What is asked |
#1 Copy the part of the forum thread on three-camera shows that opens with the words containing "## LoadStar (Jul" and closes with "be very good.".
#2 According to the forum thread on three-camera shows, does a three-camera setup require a live audience?

>> Start Text section

Maybe not even a 1 camera show, you could exclude the live audience and still use a 3 camera set-up.

Three camera allowed for, but doesn't _require_, a live audience. But yes, if you killed the laughter you'd have to tweak the rest of the show and its timing because of that. It'd be very odd and disjointed to have everyone stop for brief moments of silence where laughter used to be.


----------



## LoadStar (Jul 24, 2001)

Jonathan_S said:


> Maybe not even a 1 camera show, you could exclude the live audience and still use a 3 camera set-up.


You could, but I doubt it would be very good.


----------



## Rob Helmerichs (Oct 17, 2000)

Jonathan_S said:


> Maybe not even a 1 camera show, you could exclude the live audience and still use a 3 camera set-up.
> 
> Three camera allowed for, but doesn't _require_, a live audience. But yes, if you killed the laughter you'd have to tweak the rest of the show and its timing because of that. It'd be very odd and disjointed to have everyone stop for brief moments of silence where laughter used to be.

>> End Text section
>> Start Extracted material

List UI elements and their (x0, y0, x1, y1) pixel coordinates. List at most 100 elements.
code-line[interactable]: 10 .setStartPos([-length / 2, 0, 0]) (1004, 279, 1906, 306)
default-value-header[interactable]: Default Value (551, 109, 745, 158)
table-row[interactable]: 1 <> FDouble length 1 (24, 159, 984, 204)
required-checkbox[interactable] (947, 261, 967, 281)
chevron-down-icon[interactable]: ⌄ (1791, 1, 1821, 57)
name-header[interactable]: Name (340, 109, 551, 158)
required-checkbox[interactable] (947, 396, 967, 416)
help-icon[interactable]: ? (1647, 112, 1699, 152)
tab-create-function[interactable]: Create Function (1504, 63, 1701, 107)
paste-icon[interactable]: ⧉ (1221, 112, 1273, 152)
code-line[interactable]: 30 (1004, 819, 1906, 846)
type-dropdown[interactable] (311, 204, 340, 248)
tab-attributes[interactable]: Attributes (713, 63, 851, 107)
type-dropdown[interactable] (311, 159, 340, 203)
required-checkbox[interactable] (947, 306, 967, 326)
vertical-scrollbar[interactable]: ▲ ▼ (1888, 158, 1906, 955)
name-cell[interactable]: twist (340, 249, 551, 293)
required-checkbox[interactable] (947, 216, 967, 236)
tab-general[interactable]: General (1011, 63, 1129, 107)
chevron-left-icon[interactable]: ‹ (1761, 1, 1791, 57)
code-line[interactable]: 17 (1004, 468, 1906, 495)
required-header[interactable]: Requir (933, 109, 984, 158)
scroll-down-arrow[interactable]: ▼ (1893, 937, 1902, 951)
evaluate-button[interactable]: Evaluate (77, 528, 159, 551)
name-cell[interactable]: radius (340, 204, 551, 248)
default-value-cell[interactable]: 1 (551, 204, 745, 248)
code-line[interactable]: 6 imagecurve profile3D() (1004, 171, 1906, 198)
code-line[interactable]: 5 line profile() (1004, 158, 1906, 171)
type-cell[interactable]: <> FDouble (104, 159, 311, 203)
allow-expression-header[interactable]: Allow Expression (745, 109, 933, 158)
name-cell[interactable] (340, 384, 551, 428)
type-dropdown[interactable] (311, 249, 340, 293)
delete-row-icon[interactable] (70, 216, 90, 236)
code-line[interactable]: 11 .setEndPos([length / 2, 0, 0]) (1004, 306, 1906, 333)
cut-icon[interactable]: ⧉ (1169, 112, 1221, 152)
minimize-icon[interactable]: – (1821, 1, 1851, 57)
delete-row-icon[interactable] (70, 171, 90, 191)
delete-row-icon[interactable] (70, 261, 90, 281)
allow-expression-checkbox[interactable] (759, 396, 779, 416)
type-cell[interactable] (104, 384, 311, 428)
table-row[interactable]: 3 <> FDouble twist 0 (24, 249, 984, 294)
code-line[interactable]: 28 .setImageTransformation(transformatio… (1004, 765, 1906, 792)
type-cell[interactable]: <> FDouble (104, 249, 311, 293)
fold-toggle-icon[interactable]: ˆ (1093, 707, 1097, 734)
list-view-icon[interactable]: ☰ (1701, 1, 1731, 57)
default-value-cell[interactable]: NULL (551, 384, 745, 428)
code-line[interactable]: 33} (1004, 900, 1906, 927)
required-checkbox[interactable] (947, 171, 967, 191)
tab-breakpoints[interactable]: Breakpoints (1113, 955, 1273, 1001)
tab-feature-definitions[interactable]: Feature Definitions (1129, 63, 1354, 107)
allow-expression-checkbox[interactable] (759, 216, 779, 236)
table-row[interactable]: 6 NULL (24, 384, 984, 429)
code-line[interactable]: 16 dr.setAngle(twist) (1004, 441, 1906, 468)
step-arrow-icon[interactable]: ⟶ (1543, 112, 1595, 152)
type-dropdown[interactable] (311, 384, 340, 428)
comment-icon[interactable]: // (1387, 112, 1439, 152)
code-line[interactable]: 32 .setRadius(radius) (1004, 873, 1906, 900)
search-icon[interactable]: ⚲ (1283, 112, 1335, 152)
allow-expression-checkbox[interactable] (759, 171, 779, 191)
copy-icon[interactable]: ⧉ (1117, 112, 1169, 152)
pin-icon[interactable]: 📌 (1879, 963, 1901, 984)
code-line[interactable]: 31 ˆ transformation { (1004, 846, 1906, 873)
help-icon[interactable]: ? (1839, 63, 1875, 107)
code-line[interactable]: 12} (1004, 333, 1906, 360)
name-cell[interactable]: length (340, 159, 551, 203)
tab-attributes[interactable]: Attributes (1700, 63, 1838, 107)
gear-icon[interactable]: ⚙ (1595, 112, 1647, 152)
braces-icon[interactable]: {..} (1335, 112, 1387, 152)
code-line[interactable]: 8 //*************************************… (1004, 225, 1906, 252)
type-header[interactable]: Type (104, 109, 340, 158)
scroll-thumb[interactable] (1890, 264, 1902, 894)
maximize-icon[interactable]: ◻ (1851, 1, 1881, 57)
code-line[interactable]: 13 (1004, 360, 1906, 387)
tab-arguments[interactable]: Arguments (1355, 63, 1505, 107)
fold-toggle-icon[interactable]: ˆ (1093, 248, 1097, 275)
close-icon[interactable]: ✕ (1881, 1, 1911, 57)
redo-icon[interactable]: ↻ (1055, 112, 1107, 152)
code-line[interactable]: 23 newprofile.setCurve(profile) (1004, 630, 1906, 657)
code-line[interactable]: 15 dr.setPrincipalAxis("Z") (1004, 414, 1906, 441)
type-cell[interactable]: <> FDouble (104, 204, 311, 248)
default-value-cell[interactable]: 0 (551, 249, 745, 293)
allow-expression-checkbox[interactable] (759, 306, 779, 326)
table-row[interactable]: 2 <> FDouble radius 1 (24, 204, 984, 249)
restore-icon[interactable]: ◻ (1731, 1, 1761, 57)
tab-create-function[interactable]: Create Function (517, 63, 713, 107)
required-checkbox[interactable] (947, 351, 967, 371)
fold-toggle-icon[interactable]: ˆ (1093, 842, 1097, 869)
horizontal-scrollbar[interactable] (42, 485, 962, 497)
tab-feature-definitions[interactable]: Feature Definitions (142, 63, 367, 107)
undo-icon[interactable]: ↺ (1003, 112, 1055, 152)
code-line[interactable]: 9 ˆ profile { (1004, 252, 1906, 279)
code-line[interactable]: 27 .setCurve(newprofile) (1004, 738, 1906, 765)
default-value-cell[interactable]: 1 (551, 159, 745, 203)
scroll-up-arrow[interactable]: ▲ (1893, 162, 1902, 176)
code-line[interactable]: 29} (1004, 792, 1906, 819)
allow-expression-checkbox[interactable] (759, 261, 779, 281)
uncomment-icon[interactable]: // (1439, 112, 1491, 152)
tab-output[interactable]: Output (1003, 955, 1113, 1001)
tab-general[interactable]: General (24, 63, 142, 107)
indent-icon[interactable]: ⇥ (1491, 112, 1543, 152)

>> End Extracted material

Answers for the exercise |
#1
## LoadStar (Jul 24, 2001)

Jonathan_S said:


> Maybe not even a 1 camera show, you could exclude the live audience and still use a 3 camera set-up.


You could, but I doubt it would be very good.

#2 No. A three-camera setup allows for a live audience but doesn't require one.